# [SET TASK]
Give a verbatim copy of the lines below, minus the pictures.
──────── DATA ENTRIES ────────
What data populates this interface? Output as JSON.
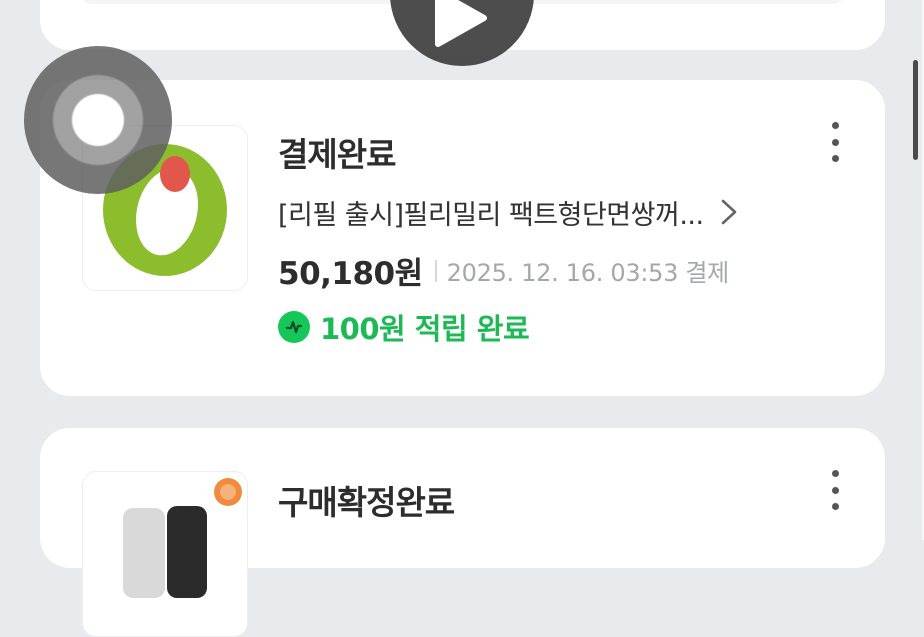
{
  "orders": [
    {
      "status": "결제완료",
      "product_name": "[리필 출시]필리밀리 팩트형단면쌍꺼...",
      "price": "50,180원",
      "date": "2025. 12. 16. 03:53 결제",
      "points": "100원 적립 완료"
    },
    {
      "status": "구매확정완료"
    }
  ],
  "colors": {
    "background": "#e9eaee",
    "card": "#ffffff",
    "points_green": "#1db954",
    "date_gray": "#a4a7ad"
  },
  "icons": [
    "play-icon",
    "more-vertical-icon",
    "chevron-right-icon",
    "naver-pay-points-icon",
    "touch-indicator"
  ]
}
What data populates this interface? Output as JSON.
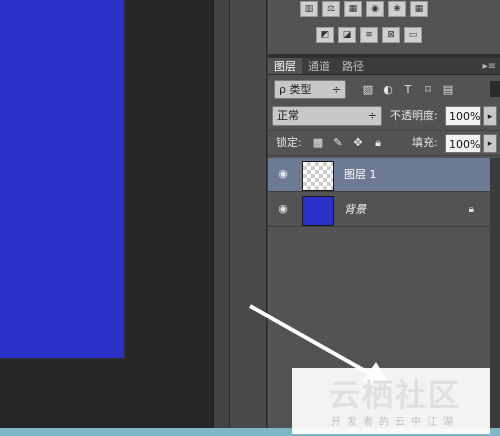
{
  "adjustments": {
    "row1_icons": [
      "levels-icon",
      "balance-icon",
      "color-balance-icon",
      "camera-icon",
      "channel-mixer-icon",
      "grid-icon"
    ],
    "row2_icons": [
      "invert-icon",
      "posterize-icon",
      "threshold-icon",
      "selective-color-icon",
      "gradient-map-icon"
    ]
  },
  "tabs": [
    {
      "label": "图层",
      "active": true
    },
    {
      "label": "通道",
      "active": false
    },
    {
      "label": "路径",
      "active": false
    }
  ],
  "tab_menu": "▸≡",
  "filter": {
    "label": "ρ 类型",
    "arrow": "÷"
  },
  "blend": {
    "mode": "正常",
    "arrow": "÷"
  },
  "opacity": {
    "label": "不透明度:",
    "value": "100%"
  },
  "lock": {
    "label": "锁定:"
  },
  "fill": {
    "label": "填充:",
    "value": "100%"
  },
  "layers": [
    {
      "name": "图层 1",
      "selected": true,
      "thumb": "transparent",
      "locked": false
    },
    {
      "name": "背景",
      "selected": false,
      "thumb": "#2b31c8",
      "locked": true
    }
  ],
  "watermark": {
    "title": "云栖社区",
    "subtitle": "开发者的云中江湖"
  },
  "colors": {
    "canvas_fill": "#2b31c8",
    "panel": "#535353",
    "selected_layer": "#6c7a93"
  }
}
────────
# [SOLUTION TO THIS EXERCISE]
What data populates this interface? Output as JSON.
{
  "orders": [
    {
      "status": "결제완료",
      "product_name": "[리필 출시]필리밀리 팩트형단면쌍꺼...",
      "price": "50,180원",
      "date": "2025. 12. 16. 03:53 결제",
      "points": "100원 적립 완료"
    },
    {
      "status": "구매확정완료"
    }
  ],
  "colors": {
    "background": "#e9eaee",
    "card": "#ffffff",
    "points_green": "#1db954",
    "date_gray": "#a4a7ad"
  },
  "icons": [
    "play-icon",
    "more-vertical-icon",
    "chevron-right-icon",
    "naver-pay-points-icon",
    "touch-indicator"
  ]
}
What data populates this interface? Output as JSON.
{
  "adjustments": {
    "row1_icons": [
      "levels-icon",
      "balance-icon",
      "color-balance-icon",
      "camera-icon",
      "channel-mixer-icon",
      "grid-icon"
    ],
    "row2_icons": [
      "invert-icon",
      "posterize-icon",
      "threshold-icon",
      "selective-color-icon",
      "gradient-map-icon"
    ]
  },
  "tabs": [
    {
      "label": "图层",
      "active": true
    },
    {
      "label": "通道",
      "active": false
    },
    {
      "label": "路径",
      "active": false
    }
  ],
  "tab_menu": "▸≡",
  "filter": {
    "label": "ρ 类型",
    "arrow": "÷"
  },
  "blend": {
    "mode": "正常",
    "arrow": "÷"
  },
  "opacity": {
    "label": "不透明度:",
    "value": "100%"
  },
  "lock": {
    "label": "锁定:"
  },
  "fill": {
    "label": "填充:",
    "value": "100%"
  },
  "layers": [
    {
      "name": "图层 1",
      "selected": true,
      "thumb": "transparent",
      "locked": false
    },
    {
      "name": "背景",
      "selected": false,
      "thumb": "#2b31c8",
      "locked": true
    }
  ],
  "watermark": {
    "title": "云栖社区",
    "subtitle": "开发者的云中江湖"
  },
  "colors": {
    "canvas_fill": "#2b31c8",
    "panel": "#535353",
    "selected_layer": "#6c7a93"
  }
}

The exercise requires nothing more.